◆ **WHAT YOU HAVE TO DO**
Any picture among the records should be left out, please; retype the rest exactly.
┌─ DATA SHOWN
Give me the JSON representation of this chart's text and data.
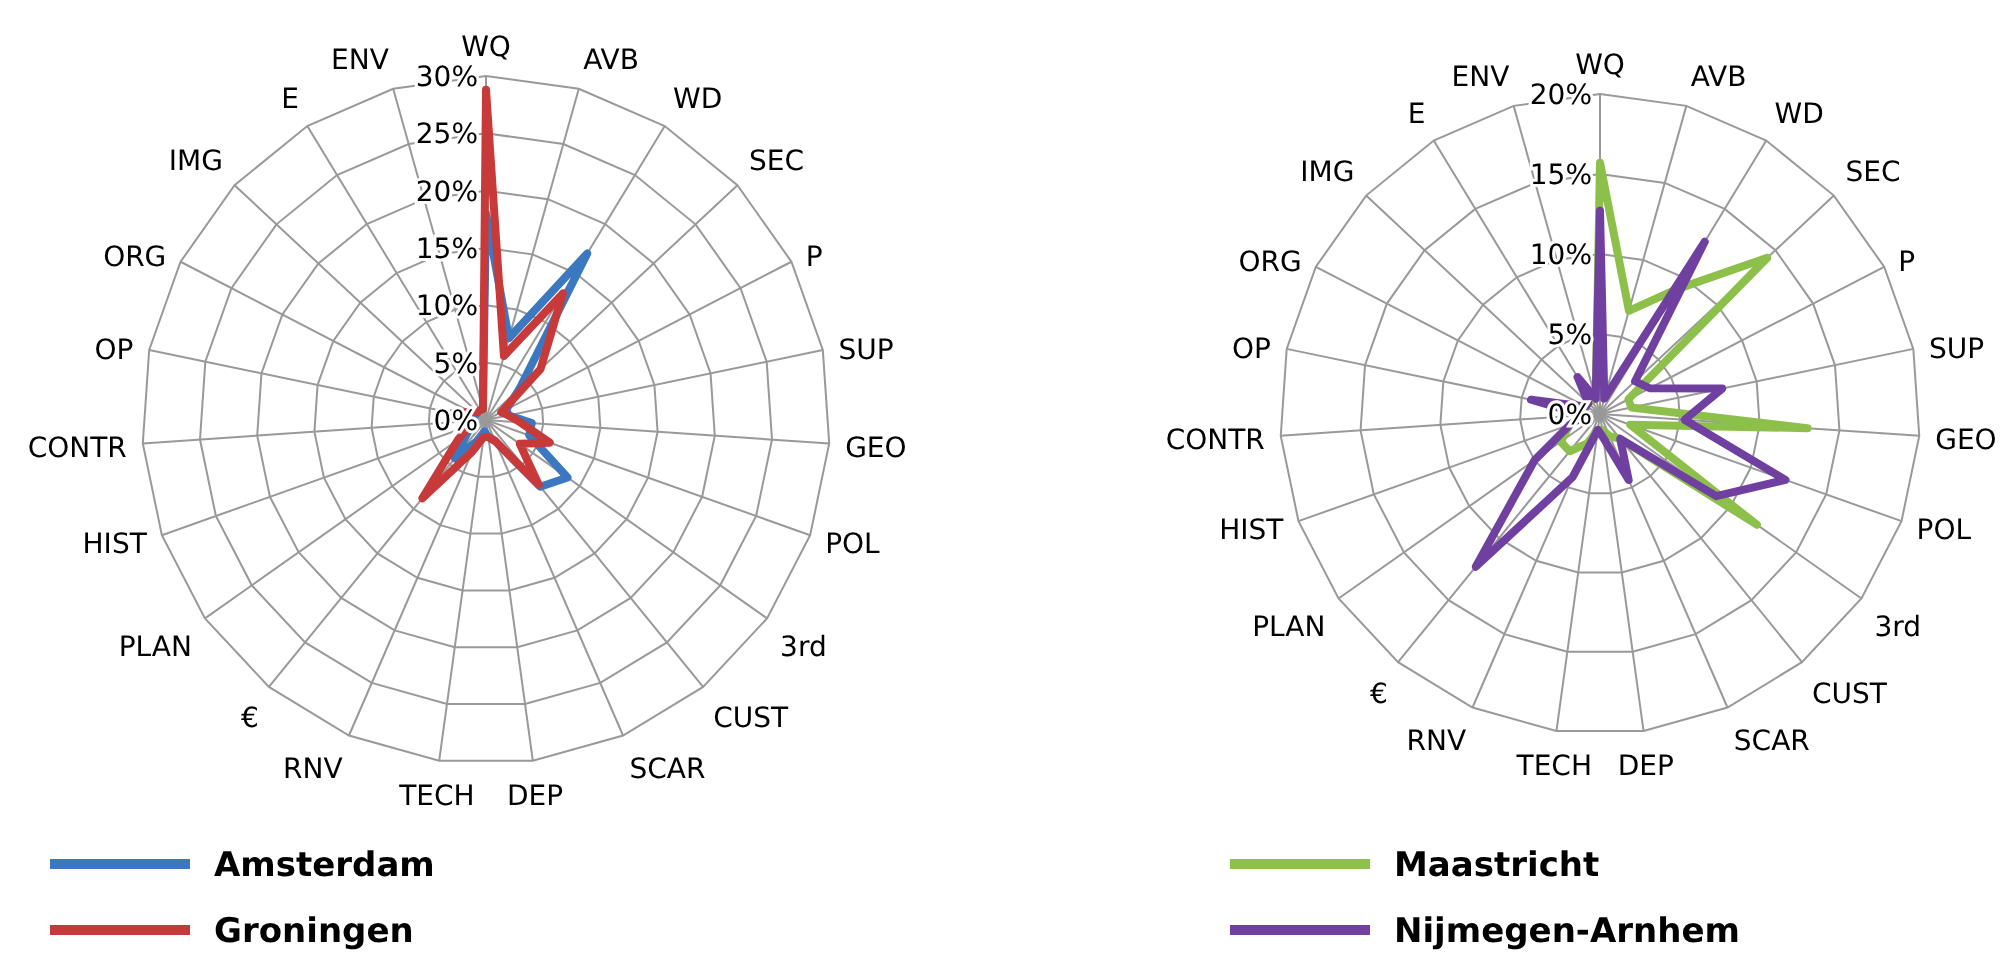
{
  "chart_data": [
    {
      "type": "radar",
      "categories": [
        "WQ",
        "AVB",
        "WD",
        "SEC",
        "P",
        "SUP",
        "GEO",
        "POL",
        "3rd",
        "CUST",
        "SCAR",
        "DEP",
        "TECH",
        "RNV",
        "€",
        "PLAN",
        "HIST",
        "CONTR",
        "OP",
        "ORG",
        "IMG",
        "E",
        "ENV"
      ],
      "ylim": [
        0,
        30
      ],
      "yticks": [
        {
          "value": 0,
          "label": "0%"
        },
        {
          "value": 5,
          "label": "5%"
        },
        {
          "value": 10,
          "label": "10%"
        },
        {
          "value": 15,
          "label": "15%"
        },
        {
          "value": 20,
          "label": "20%"
        },
        {
          "value": 25,
          "label": "25%"
        },
        {
          "value": 30,
          "label": "30%"
        }
      ],
      "grid": true,
      "legend": "bottom",
      "series": [
        {
          "name": "Amsterdam",
          "color": "#3b78c0",
          "values": [
            18,
            7.4,
            17,
            4,
            2,
            2,
            4,
            4,
            8.7,
            7.5,
            2,
            1.5,
            1,
            2,
            4.3,
            2,
            1,
            1,
            1.5,
            1,
            1,
            1,
            1
          ]
        },
        {
          "name": "Groningen",
          "color": "#c83a3a",
          "values": [
            28.8,
            5.8,
            12.9,
            6.5,
            1.5,
            2,
            3,
            5.9,
            3.6,
            7.3,
            2,
            1.5,
            1.5,
            3,
            8.8,
            3,
            1.5,
            2,
            3,
            1.5,
            1,
            1,
            1
          ]
        }
      ]
    },
    {
      "type": "radar",
      "categories": [
        "WQ",
        "AVB",
        "WD",
        "SEC",
        "P",
        "SUP",
        "GEO",
        "POL",
        "3rd",
        "CUST",
        "SCAR",
        "DEP",
        "TECH",
        "RNV",
        "€",
        "PLAN",
        "HIST",
        "CONTR",
        "OP",
        "ORG",
        "IMG",
        "E",
        "ENV"
      ],
      "ylim": [
        0,
        20
      ],
      "yticks": [
        {
          "value": 0,
          "label": "0%"
        },
        {
          "value": 5,
          "label": "5%"
        },
        {
          "value": 10,
          "label": "10%"
        },
        {
          "value": 15,
          "label": "15%"
        },
        {
          "value": 20,
          "label": "20%"
        }
      ],
      "grid": true,
      "legend": "bottom",
      "series": [
        {
          "name": "Maastricht",
          "color": "#8dc04a",
          "values": [
            15.7,
            6.7,
            9.1,
            14.3,
            2,
            2,
            13,
            2,
            12,
            2,
            1.5,
            1,
            1,
            2,
            3,
            3,
            2,
            1,
            1,
            1,
            1,
            1,
            1
          ]
        },
        {
          "name": "Nijmegen-Arnhem",
          "color": "#7040a0",
          "values": [
            12.7,
            1,
            12.6,
            3,
            3.5,
            7.8,
            5.3,
            12.3,
            8.9,
            2,
            4.5,
            1.5,
            1,
            4.3,
            12.3,
            5,
            2,
            1,
            4.4,
            1,
            1,
            2.7,
            1
          ]
        }
      ]
    }
  ]
}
└─
◆ **ANSWER TO THIS EXERCISE**
Give me the JSON representation of this chart's text and data.
{
  "chart_data": [
    {
      "type": "radar",
      "categories": [
        "WQ",
        "AVB",
        "WD",
        "SEC",
        "P",
        "SUP",
        "GEO",
        "POL",
        "3rd",
        "CUST",
        "SCAR",
        "DEP",
        "TECH",
        "RNV",
        "€",
        "PLAN",
        "HIST",
        "CONTR",
        "OP",
        "ORG",
        "IMG",
        "E",
        "ENV"
      ],
      "ylim": [
        0,
        30
      ],
      "yticks": [
        {
          "value": 0,
          "label": "0%"
        },
        {
          "value": 5,
          "label": "5%"
        },
        {
          "value": 10,
          "label": "10%"
        },
        {
          "value": 15,
          "label": "15%"
        },
        {
          "value": 20,
          "label": "20%"
        },
        {
          "value": 25,
          "label": "25%"
        },
        {
          "value": 30,
          "label": "30%"
        }
      ],
      "grid": true,
      "legend": "bottom",
      "series": [
        {
          "name": "Amsterdam",
          "color": "#3b78c0",
          "values": [
            18,
            7.4,
            17,
            4,
            2,
            2,
            4,
            4,
            8.7,
            7.5,
            2,
            1.5,
            1,
            2,
            4.3,
            2,
            1,
            1,
            1.5,
            1,
            1,
            1,
            1
          ]
        },
        {
          "name": "Groningen",
          "color": "#c83a3a",
          "values": [
            28.8,
            5.8,
            12.9,
            6.5,
            1.5,
            2,
            3,
            5.9,
            3.6,
            7.3,
            2,
            1.5,
            1.5,
            3,
            8.8,
            3,
            1.5,
            2,
            3,
            1.5,
            1,
            1,
            1
          ]
        }
      ]
    },
    {
      "type": "radar",
      "categories": [
        "WQ",
        "AVB",
        "WD",
        "SEC",
        "P",
        "SUP",
        "GEO",
        "POL",
        "3rd",
        "CUST",
        "SCAR",
        "DEP",
        "TECH",
        "RNV",
        "€",
        "PLAN",
        "HIST",
        "CONTR",
        "OP",
        "ORG",
        "IMG",
        "E",
        "ENV"
      ],
      "ylim": [
        0,
        20
      ],
      "yticks": [
        {
          "value": 0,
          "label": "0%"
        },
        {
          "value": 5,
          "label": "5%"
        },
        {
          "value": 10,
          "label": "10%"
        },
        {
          "value": 15,
          "label": "15%"
        },
        {
          "value": 20,
          "label": "20%"
        }
      ],
      "grid": true,
      "legend": "bottom",
      "series": [
        {
          "name": "Maastricht",
          "color": "#8dc04a",
          "values": [
            15.7,
            6.7,
            9.1,
            14.3,
            2,
            2,
            13,
            2,
            12,
            2,
            1.5,
            1,
            1,
            2,
            3,
            3,
            2,
            1,
            1,
            1,
            1,
            1,
            1
          ]
        },
        {
          "name": "Nijmegen-Arnhem",
          "color": "#7040a0",
          "values": [
            12.7,
            1,
            12.6,
            3,
            3.5,
            7.8,
            5.3,
            12.3,
            8.9,
            2,
            4.5,
            1.5,
            1,
            4.3,
            12.3,
            5,
            2,
            1,
            4.4,
            1,
            1,
            2.7,
            1
          ]
        }
      ]
    }
  ]
}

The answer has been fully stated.